• TASK STATEMENT: Update the rows from the line containing "geekbang-logo-sub: 极客邦科技 <box>1063" through the line containing "pipeline-label-build-dom: 构建DOM树 <box>359" by replacing "pipeline-step" with "flow-step". Change nothing else, and return only those lines.

• EXERCISE MATERIALS:
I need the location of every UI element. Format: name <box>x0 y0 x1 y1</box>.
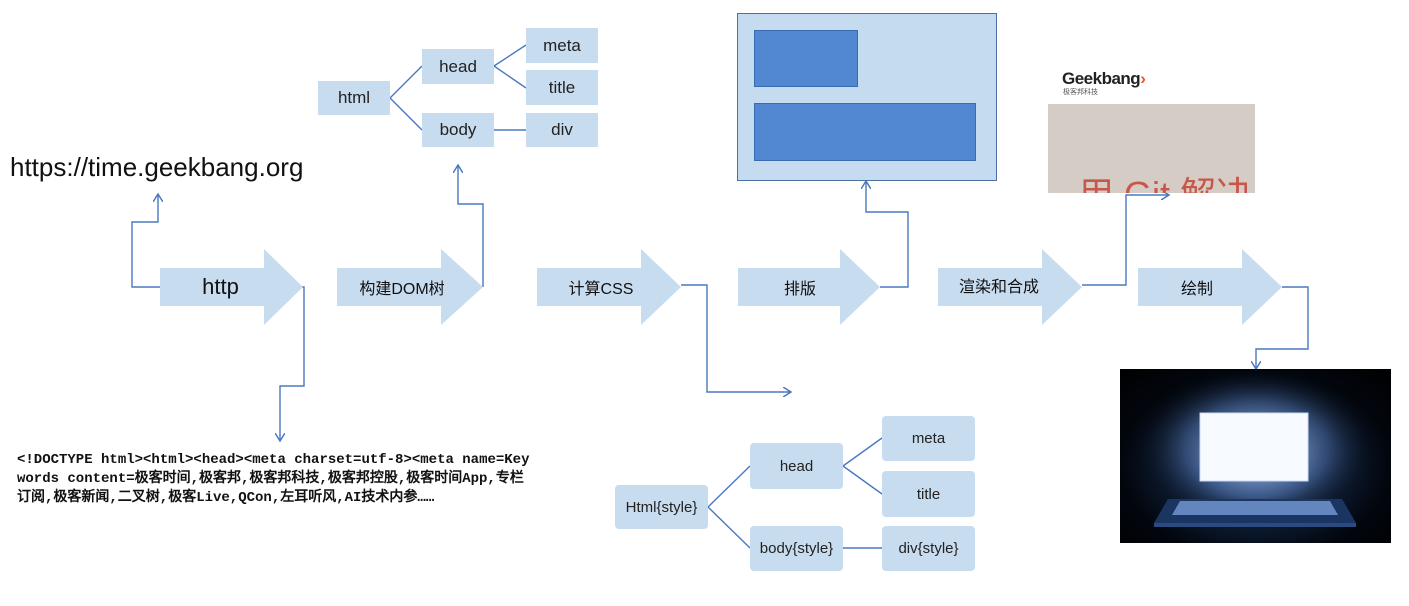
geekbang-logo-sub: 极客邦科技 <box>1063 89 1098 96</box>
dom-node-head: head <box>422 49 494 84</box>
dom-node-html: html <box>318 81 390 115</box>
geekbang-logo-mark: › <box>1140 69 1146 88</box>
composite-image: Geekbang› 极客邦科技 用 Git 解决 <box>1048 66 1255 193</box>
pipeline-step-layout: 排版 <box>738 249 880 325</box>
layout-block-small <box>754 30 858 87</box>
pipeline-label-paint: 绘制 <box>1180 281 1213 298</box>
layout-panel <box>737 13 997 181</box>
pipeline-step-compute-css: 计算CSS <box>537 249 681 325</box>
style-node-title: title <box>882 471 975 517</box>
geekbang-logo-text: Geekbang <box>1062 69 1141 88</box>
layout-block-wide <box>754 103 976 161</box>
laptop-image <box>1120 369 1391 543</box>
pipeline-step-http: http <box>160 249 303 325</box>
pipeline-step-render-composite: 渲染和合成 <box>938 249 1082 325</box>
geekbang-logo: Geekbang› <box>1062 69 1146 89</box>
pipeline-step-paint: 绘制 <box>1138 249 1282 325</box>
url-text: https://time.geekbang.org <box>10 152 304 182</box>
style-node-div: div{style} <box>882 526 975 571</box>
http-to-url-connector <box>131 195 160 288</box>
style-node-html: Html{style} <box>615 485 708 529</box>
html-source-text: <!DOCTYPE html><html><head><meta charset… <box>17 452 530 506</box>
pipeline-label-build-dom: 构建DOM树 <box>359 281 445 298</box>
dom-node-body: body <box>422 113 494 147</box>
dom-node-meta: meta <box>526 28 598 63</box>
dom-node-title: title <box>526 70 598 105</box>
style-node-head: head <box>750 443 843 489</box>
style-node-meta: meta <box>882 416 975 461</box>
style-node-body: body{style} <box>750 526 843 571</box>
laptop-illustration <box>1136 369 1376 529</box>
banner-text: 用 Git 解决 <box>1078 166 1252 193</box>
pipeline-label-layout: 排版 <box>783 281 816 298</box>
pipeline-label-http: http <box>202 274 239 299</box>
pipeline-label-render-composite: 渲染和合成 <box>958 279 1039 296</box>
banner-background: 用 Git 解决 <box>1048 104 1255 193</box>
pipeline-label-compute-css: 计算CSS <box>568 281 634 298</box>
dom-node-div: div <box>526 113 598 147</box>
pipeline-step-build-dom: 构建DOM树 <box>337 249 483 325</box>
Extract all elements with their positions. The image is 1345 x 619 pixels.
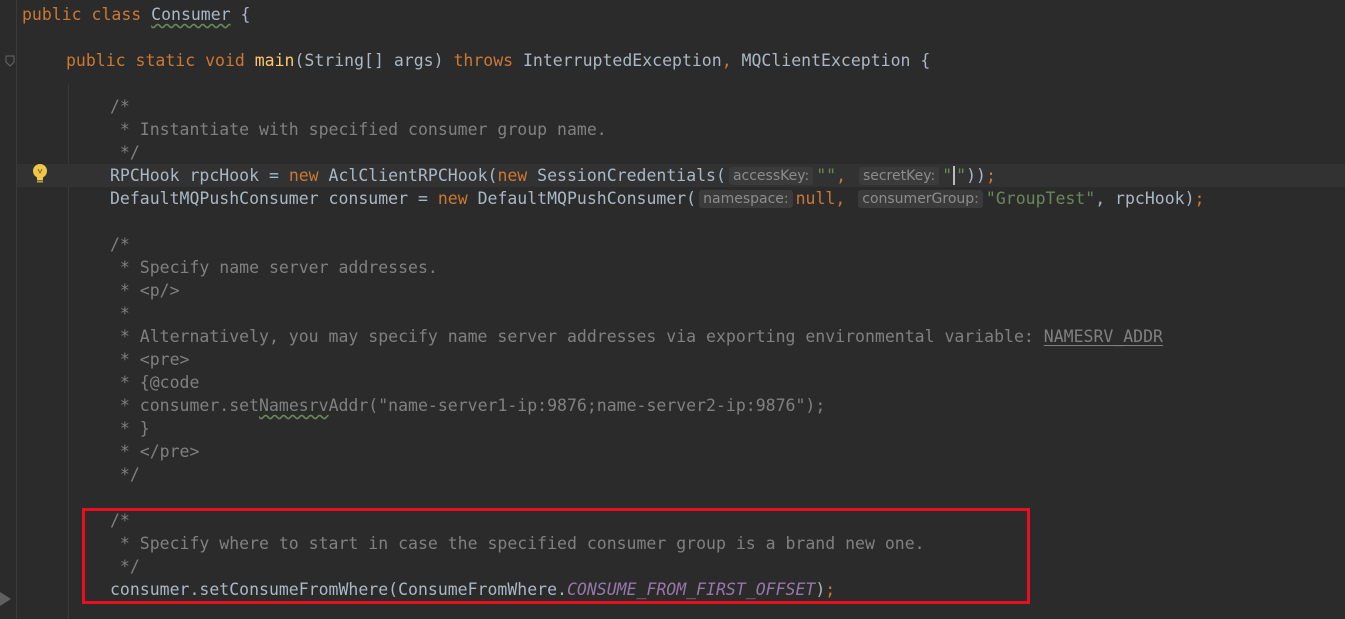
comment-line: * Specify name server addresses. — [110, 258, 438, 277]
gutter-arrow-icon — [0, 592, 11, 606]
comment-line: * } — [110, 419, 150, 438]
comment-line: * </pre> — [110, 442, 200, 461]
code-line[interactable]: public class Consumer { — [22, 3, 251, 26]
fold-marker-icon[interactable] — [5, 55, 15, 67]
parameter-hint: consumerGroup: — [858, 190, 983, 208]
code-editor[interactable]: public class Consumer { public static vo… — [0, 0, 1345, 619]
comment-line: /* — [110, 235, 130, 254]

• CORRECT OUTPUT:
geekbang-logo-sub: 极客邦科技 <box>1063 89 1098 96</box>
dom-node-head: head <box>422 49 494 84</box>
dom-node-html: html <box>318 81 390 115</box>
geekbang-logo-mark: › <box>1140 69 1146 88</box>
composite-image: Geekbang› 极客邦科技 用 Git 解决 <box>1048 66 1255 193</box>
flow-step-layout: 排版 <box>738 249 880 325</box>
layout-block-small <box>754 30 858 87</box>
pipeline-label-paint: 绘制 <box>1180 281 1213 298</box>
layout-panel <box>737 13 997 181</box>
flow-step-compute-css: 计算CSS <box>537 249 681 325</box>
style-node-title: title <box>882 471 975 517</box>
geekbang-logo-text: Geekbang <box>1062 69 1141 88</box>
layout-block-wide <box>754 103 976 161</box>
laptop-image <box>1120 369 1391 543</box>
flow-step-http: http <box>160 249 303 325</box>
flow-step-render-composite: 渲染和合成 <box>938 249 1082 325</box>
geekbang-logo: Geekbang› <box>1062 69 1146 89</box>
flow-step-paint: 绘制 <box>1138 249 1282 325</box>
url-text: https://time.geekbang.org <box>10 152 304 182</box>
style-node-div: div{style} <box>882 526 975 571</box>
http-to-url-connector <box>131 195 160 288</box>
style-node-html: Html{style} <box>615 485 708 529</box>
html-source-text: <!DOCTYPE html><html><head><meta charset… <box>17 452 530 506</box>
pipeline-label-build-dom: 构建DOM树 <box>359 281 445 298</box>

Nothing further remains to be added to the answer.